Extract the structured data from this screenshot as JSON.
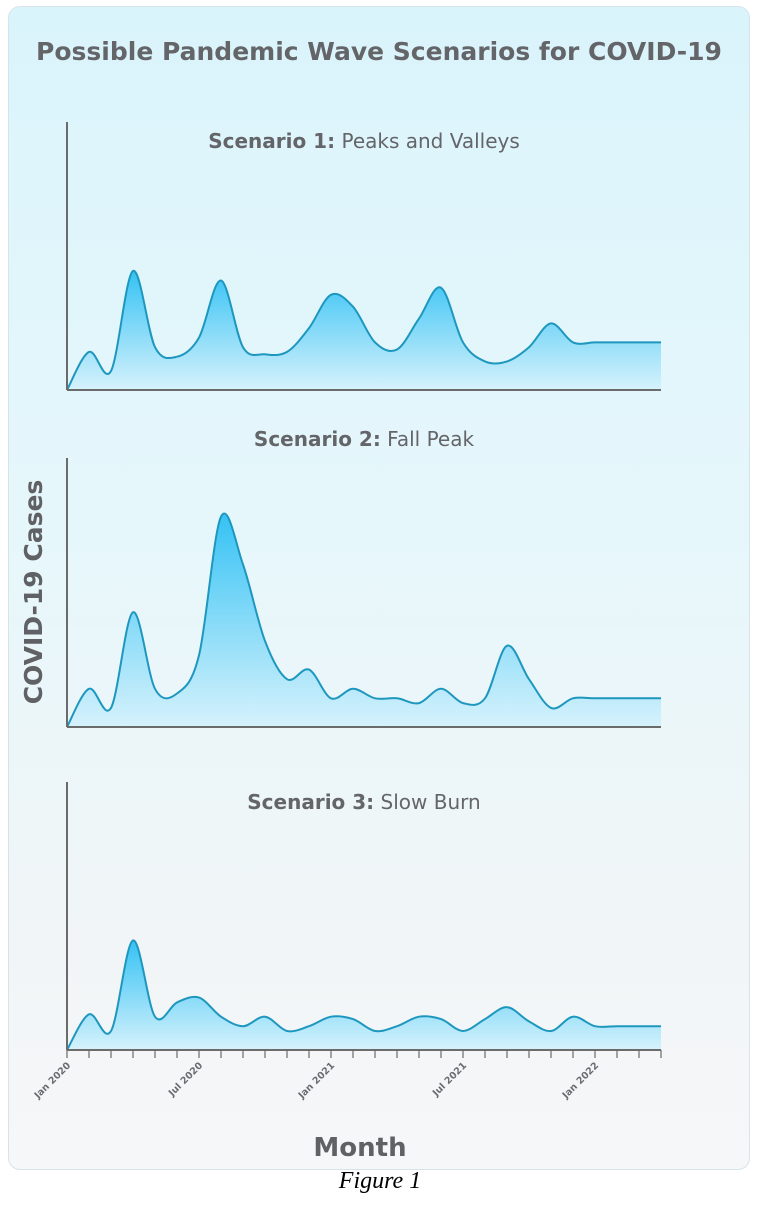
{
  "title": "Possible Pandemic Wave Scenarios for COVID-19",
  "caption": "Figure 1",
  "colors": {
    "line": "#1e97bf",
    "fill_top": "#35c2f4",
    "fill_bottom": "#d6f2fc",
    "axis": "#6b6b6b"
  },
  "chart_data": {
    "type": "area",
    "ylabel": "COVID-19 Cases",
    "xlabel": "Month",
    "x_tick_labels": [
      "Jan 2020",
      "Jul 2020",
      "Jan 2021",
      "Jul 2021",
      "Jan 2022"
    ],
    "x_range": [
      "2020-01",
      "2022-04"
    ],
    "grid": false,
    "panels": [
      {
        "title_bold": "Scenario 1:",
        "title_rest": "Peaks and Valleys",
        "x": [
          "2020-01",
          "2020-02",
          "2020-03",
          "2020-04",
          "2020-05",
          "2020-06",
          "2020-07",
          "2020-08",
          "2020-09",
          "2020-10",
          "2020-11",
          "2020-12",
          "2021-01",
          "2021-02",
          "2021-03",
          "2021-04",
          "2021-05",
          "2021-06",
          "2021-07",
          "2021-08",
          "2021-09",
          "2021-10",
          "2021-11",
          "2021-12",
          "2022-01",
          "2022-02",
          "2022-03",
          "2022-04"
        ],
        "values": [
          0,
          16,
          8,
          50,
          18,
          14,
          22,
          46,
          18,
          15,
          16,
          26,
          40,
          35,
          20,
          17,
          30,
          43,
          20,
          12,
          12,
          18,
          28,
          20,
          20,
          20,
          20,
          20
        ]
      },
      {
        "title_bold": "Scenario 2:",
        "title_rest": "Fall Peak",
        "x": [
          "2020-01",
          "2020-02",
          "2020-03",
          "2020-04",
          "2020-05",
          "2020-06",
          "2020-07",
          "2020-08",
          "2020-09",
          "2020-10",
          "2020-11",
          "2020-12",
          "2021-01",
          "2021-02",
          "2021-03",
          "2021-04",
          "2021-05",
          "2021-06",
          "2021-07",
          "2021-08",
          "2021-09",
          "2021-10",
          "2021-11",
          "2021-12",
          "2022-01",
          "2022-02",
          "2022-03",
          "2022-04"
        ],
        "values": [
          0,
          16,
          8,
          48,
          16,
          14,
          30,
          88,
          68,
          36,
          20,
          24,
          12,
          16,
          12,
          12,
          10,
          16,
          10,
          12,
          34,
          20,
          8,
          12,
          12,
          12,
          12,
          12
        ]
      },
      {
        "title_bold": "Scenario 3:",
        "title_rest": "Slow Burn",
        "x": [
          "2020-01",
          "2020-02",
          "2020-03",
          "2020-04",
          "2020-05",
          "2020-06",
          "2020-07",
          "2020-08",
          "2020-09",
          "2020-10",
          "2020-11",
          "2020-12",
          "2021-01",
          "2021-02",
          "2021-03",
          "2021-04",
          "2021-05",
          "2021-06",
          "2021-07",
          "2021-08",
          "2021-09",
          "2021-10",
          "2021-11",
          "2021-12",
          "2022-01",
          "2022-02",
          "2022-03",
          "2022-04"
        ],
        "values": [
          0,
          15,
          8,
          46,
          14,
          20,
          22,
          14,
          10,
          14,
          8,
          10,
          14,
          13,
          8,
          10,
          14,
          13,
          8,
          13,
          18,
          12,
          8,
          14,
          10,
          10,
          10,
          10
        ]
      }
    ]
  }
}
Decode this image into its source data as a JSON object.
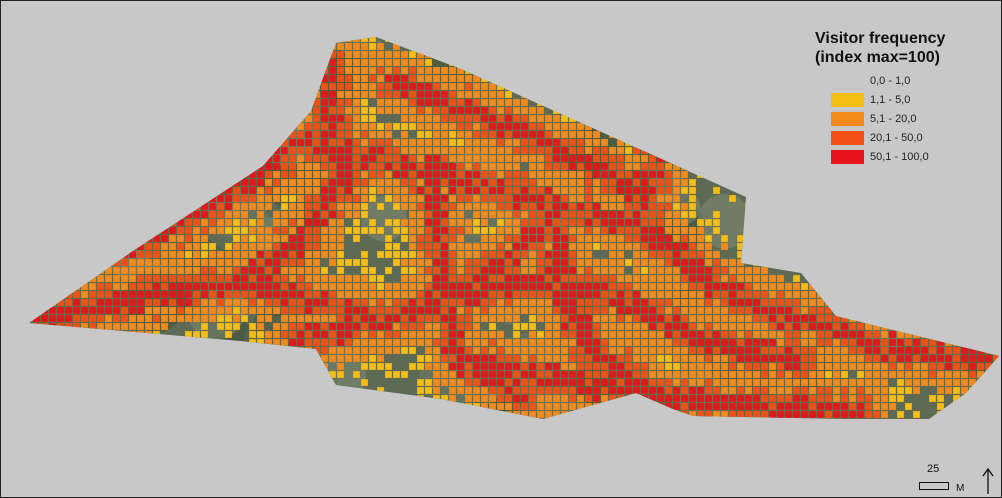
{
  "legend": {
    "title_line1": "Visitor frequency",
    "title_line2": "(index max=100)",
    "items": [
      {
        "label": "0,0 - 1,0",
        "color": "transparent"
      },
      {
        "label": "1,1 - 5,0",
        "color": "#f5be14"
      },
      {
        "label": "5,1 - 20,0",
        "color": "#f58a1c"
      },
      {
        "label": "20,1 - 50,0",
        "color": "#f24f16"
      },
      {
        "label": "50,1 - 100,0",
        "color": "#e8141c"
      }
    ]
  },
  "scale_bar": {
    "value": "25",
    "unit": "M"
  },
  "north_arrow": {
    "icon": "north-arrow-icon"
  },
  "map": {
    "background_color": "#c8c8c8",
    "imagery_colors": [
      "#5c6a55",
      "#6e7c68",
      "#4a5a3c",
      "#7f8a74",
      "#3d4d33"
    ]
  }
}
...
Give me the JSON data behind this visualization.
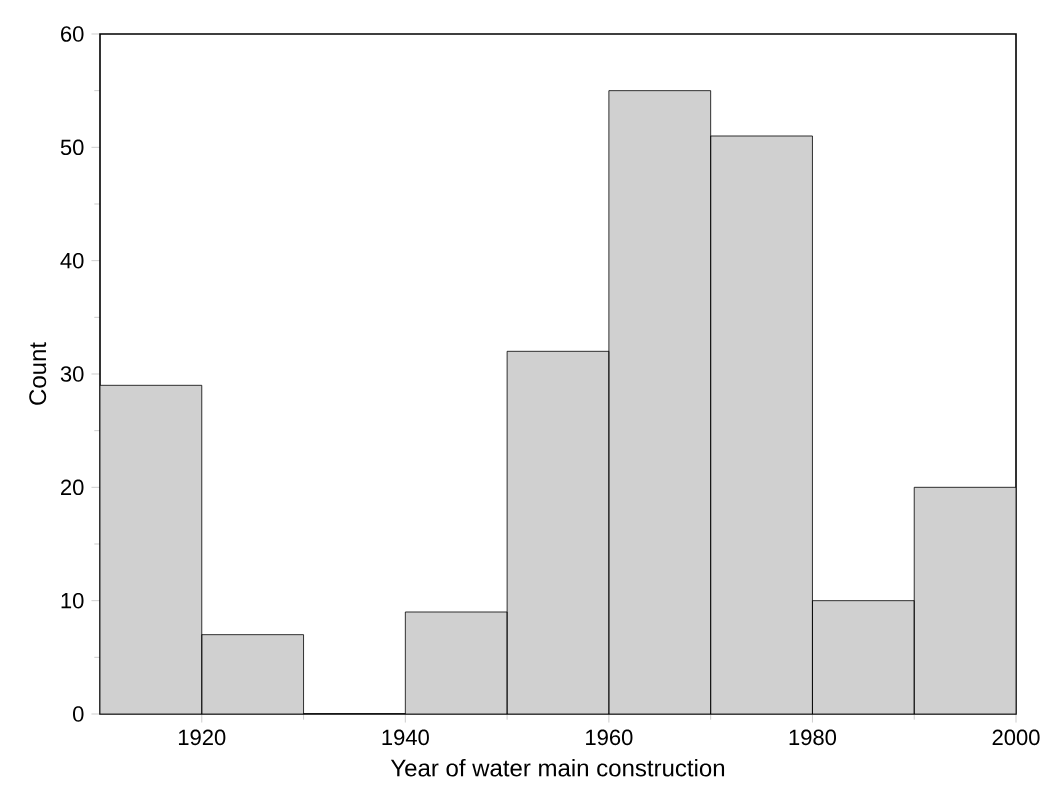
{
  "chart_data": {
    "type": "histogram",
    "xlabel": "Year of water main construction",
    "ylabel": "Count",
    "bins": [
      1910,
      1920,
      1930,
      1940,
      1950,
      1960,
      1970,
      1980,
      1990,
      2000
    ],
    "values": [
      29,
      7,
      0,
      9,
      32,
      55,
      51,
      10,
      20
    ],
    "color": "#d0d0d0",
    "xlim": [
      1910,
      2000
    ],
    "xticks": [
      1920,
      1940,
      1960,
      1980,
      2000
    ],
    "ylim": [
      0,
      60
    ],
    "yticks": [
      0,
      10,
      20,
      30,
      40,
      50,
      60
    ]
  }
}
* * *
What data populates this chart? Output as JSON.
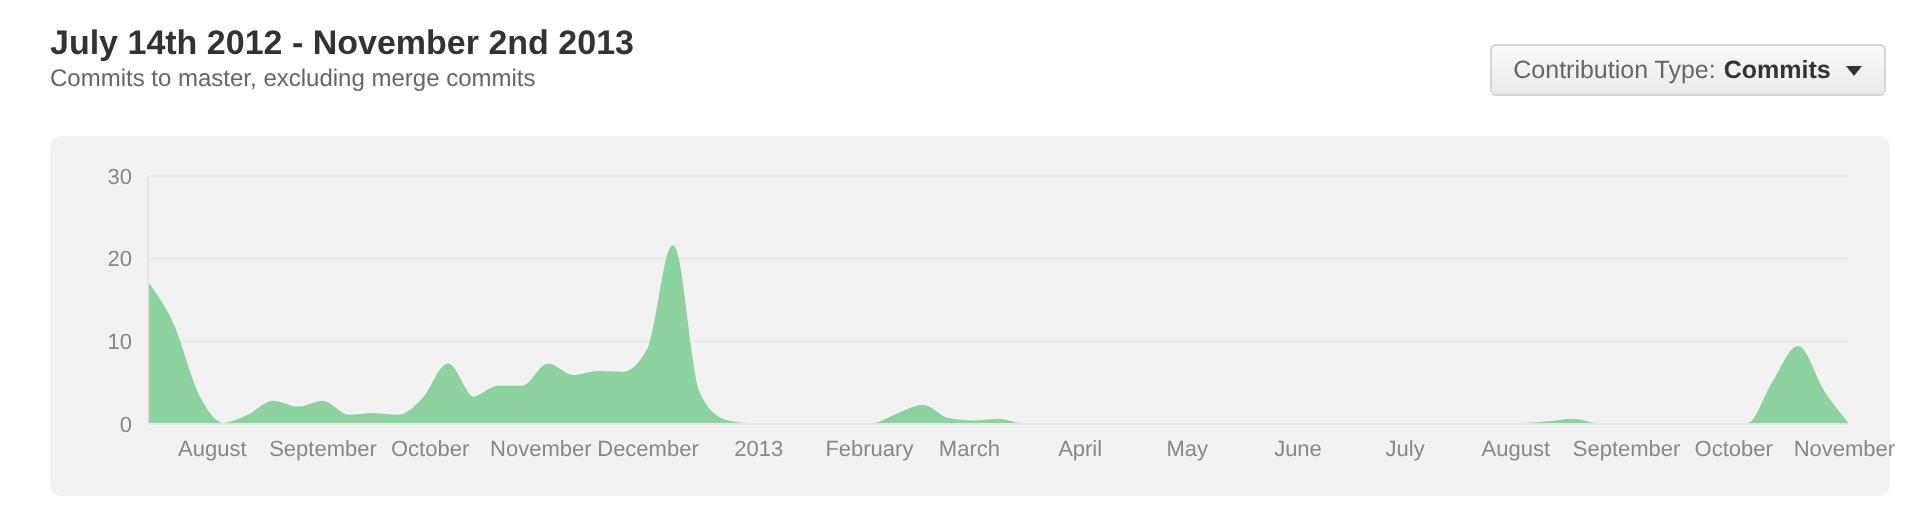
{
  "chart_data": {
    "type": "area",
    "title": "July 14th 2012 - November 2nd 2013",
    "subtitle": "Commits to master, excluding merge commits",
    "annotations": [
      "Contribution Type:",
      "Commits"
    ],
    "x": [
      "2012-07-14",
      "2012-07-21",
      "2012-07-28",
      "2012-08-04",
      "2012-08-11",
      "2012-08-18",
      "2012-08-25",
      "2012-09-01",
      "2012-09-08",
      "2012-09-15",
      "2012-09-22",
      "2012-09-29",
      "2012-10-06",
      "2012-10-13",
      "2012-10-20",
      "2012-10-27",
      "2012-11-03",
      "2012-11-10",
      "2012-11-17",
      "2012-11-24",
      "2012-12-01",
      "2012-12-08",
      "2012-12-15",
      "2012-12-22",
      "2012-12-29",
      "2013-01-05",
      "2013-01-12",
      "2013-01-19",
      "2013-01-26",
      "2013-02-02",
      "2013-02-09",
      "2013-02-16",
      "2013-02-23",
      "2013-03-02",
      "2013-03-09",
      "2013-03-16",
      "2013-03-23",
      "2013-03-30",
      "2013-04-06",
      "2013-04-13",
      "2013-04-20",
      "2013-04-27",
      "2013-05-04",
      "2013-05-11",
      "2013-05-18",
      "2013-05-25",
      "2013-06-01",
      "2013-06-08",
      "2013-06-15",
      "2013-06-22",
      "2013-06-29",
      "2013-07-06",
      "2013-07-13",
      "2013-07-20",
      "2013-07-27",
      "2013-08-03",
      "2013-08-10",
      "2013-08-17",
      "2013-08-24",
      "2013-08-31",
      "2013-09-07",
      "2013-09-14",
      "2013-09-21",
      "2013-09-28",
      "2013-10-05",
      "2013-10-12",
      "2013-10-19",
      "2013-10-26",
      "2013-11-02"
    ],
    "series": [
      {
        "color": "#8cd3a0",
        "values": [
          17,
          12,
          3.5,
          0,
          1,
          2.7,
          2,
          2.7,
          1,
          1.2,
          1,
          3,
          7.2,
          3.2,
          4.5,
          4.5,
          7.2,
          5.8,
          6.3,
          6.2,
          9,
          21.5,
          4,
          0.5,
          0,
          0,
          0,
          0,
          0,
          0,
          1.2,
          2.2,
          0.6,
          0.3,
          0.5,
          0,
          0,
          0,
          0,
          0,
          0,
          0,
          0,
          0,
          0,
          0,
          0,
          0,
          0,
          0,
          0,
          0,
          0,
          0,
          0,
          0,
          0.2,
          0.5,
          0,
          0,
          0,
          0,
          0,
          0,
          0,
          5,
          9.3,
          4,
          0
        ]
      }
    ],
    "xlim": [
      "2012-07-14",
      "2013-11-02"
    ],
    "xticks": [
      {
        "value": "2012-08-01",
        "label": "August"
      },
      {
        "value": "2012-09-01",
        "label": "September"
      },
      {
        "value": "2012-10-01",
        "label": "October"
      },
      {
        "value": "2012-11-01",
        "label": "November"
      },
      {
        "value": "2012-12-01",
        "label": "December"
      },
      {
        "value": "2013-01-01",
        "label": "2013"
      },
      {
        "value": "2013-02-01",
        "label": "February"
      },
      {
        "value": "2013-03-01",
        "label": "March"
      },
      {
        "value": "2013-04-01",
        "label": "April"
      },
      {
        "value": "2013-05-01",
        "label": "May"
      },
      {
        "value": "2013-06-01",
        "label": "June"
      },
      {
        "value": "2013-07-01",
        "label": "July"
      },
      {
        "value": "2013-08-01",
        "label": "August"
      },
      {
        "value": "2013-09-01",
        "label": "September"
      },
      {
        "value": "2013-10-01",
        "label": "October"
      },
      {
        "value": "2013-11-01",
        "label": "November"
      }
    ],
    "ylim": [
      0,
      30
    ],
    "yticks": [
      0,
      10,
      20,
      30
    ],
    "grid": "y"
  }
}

The task
State the number of lines above that hold the string "JSON", with nothing added.

Result for this exercise
4